— Start of Data records —
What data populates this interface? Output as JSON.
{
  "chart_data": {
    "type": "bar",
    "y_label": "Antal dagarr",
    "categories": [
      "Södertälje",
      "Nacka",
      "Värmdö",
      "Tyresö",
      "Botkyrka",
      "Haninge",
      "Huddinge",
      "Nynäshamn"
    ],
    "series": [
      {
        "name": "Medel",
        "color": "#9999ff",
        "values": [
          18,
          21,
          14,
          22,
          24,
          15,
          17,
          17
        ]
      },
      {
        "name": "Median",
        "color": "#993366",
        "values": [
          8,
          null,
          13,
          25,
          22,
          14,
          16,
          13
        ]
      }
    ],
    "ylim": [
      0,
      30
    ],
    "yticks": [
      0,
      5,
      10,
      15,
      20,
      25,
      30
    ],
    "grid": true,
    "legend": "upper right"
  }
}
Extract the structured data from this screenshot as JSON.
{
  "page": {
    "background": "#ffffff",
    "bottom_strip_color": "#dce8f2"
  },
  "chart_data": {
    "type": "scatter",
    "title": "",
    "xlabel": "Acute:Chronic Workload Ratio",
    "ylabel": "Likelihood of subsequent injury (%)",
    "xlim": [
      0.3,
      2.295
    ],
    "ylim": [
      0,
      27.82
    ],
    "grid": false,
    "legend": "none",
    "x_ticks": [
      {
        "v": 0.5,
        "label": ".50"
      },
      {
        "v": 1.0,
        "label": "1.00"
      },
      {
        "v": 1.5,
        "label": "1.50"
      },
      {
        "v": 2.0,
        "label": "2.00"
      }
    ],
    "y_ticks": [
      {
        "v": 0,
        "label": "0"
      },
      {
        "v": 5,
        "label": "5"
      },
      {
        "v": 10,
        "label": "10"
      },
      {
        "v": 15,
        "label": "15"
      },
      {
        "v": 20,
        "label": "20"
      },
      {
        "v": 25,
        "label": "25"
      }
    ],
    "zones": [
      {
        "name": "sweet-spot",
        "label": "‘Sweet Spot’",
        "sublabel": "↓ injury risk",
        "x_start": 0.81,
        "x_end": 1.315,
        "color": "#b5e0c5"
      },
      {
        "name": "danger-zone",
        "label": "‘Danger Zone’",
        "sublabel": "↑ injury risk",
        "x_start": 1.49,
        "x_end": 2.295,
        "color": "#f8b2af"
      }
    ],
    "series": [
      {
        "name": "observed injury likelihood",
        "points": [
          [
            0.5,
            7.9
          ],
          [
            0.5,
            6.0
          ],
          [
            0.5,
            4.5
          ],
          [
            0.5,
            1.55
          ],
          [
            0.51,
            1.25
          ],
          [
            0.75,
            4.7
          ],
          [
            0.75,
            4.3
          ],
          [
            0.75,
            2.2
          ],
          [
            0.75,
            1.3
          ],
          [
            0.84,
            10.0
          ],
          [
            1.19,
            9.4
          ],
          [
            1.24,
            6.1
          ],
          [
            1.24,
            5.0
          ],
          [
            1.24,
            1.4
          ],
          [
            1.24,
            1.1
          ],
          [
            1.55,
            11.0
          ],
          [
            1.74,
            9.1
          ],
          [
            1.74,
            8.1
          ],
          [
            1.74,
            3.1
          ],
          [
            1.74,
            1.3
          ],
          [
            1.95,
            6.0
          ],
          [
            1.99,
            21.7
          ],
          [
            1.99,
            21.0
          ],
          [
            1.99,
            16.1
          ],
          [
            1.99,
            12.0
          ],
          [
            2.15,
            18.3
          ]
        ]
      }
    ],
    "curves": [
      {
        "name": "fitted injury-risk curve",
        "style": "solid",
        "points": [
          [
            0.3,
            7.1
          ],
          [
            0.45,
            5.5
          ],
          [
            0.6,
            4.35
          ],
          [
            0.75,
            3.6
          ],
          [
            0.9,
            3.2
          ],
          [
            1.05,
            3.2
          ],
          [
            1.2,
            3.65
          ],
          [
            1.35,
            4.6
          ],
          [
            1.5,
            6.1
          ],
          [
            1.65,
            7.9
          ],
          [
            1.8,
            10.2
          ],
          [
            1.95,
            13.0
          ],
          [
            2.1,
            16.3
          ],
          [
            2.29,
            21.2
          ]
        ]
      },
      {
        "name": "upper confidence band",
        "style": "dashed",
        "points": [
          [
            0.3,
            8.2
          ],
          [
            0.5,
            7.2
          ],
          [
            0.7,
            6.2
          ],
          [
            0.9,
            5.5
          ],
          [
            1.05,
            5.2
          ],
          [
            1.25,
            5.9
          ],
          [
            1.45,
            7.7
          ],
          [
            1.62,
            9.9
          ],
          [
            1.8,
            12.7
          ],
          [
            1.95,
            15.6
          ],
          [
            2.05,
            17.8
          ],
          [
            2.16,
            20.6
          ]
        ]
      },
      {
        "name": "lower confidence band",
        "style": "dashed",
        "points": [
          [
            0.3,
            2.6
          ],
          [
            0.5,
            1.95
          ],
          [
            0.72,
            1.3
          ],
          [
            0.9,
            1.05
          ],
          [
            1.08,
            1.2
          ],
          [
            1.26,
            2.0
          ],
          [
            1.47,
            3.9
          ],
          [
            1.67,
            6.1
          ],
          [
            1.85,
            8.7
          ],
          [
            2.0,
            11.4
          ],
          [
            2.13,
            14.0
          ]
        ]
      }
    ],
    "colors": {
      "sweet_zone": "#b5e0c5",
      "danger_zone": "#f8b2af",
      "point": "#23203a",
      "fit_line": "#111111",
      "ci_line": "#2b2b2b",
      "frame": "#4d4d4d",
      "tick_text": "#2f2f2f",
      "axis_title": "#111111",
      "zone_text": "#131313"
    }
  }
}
— End of Data records —
Repeat each of the entries above precisely as given.

Exercise result —
What data populates this interface? Output as JSON.
{
  "chart_data": {
    "type": "bar",
    "y_label": "Antal dagarr",
    "categories": [
      "Södertälje",
      "Nacka",
      "Värmdö",
      "Tyresö",
      "Botkyrka",
      "Haninge",
      "Huddinge",
      "Nynäshamn"
    ],
    "series": [
      {
        "name": "Medel",
        "color": "#9999ff",
        "values": [
          18,
          21,
          14,
          22,
          24,
          15,
          17,
          17
        ]
      },
      {
        "name": "Median",
        "color": "#993366",
        "values": [
          8,
          null,
          13,
          25,
          22,
          14,
          16,
          13
        ]
      }
    ],
    "ylim": [
      0,
      30
    ],
    "yticks": [
      0,
      5,
      10,
      15,
      20,
      25,
      30
    ],
    "grid": true,
    "legend": "upper right"
  }
}
Extract the structured data from this screenshot as JSON.
{
  "page": {
    "background": "#ffffff",
    "bottom_strip_color": "#dce8f2"
  },
  "chart_data": {
    "type": "scatter",
    "title": "",
    "xlabel": "Acute:Chronic Workload Ratio",
    "ylabel": "Likelihood of subsequent injury (%)",
    "xlim": [
      0.3,
      2.295
    ],
    "ylim": [
      0,
      27.82
    ],
    "grid": false,
    "legend": "none",
    "x_ticks": [
      {
        "v": 0.5,
        "label": ".50"
      },
      {
        "v": 1.0,
        "label": "1.00"
      },
      {
        "v": 1.5,
        "label": "1.50"
      },
      {
        "v": 2.0,
        "label": "2.00"
      }
    ],
    "y_ticks": [
      {
        "v": 0,
        "label": "0"
      },
      {
        "v": 5,
        "label": "5"
      },
      {
        "v": 10,
        "label": "10"
      },
      {
        "v": 15,
        "label": "15"
      },
      {
        "v": 20,
        "label": "20"
      },
      {
        "v": 25,
        "label": "25"
      }
    ],
    "zones": [
      {
        "name": "sweet-spot",
        "label": "‘Sweet Spot’",
        "sublabel": "↓ injury risk",
        "x_start": 0.81,
        "x_end": 1.315,
        "color": "#b5e0c5"
      },
      {
        "name": "danger-zone",
        "label": "‘Danger Zone’",
        "sublabel": "↑ injury risk",
        "x_start": 1.49,
        "x_end": 2.295,
        "color": "#f8b2af"
      }
    ],
    "series": [
      {
        "name": "observed injury likelihood",
        "points": [
          [
            0.5,
            7.9
          ],
          [
            0.5,
            6.0
          ],
          [
            0.5,
            4.5
          ],
          [
            0.5,
            1.55
          ],
          [
            0.51,
            1.25
          ],
          [
            0.75,
            4.7
          ],
          [
            0.75,
            4.3
          ],
          [
            0.75,
            2.2
          ],
          [
            0.75,
            1.3
          ],
          [
            0.84,
            10.0
          ],
          [
            1.19,
            9.4
          ],
          [
            1.24,
            6.1
          ],
          [
            1.24,
            5.0
          ],
          [
            1.24,
            1.4
          ],
          [
            1.24,
            1.1
          ],
          [
            1.55,
            11.0
          ],
          [
            1.74,
            9.1
          ],
          [
            1.74,
            8.1
          ],
          [
            1.74,
            3.1
          ],
          [
            1.74,
            1.3
          ],
          [
            1.95,
            6.0
          ],
          [
            1.99,
            21.7
          ],
          [
            1.99,
            21.0
          ],
          [
            1.99,
            16.1
          ],
          [
            1.99,
            12.0
          ],
          [
            2.15,
            18.3
          ]
        ]
      }
    ],
    "curves": [
      {
        "name": "fitted injury-risk curve",
        "style": "solid",
        "points": [
          [
            0.3,
            7.1
          ],
          [
            0.45,
            5.5
          ],
          [
            0.6,
            4.35
          ],
          [
            0.75,
            3.6
          ],
          [
            0.9,
            3.2
          ],
          [
            1.05,
            3.2
          ],
          [
            1.2,
            3.65
          ],
          [
            1.35,
            4.6
          ],
          [
            1.5,
            6.1
          ],
          [
            1.65,
            7.9
          ],
          [
            1.8,
            10.2
          ],
          [
            1.95,
            13.0
          ],
          [
            2.1,
            16.3
          ],
          [
            2.29,
            21.2
          ]
        ]
      },
      {
        "name": "upper confidence band",
        "style": "dashed",
        "points": [
          [
            0.3,
            8.2
          ],
          [
            0.5,
            7.2
          ],
          [
            0.7,
            6.2
          ],
          [
            0.9,
            5.5
          ],
          [
            1.05,
            5.2
          ],
          [
            1.25,
            5.9
          ],
          [
            1.45,
            7.7
          ],
          [
            1.62,
            9.9
          ],
          [
            1.8,
            12.7
          ],
          [
            1.95,
            15.6
          ],
          [
            2.05,
            17.8
          ],
          [
            2.16,
            20.6
          ]
        ]
      },
      {
        "name": "lower confidence band",
        "style": "dashed",
        "points": [
          [
            0.3,
            2.6
          ],
          [
            0.5,
            1.95
          ],
          [
            0.72,
            1.3
          ],
          [
            0.9,
            1.05
          ],
          [
            1.08,
            1.2
          ],
          [
            1.26,
            2.0
          ],
          [
            1.47,
            3.9
          ],
          [
            1.67,
            6.1
          ],
          [
            1.85,
            8.7
          ],
          [
            2.0,
            11.4
          ],
          [
            2.13,
            14.0
          ]
        ]
      }
    ],
    "colors": {
      "sweet_zone": "#b5e0c5",
      "danger_zone": "#f8b2af",
      "point": "#23203a",
      "fit_line": "#111111",
      "ci_line": "#2b2b2b",
      "frame": "#4d4d4d",
      "tick_text": "#2f2f2f",
      "axis_title": "#111111",
      "zone_text": "#131313"
    }
  }
}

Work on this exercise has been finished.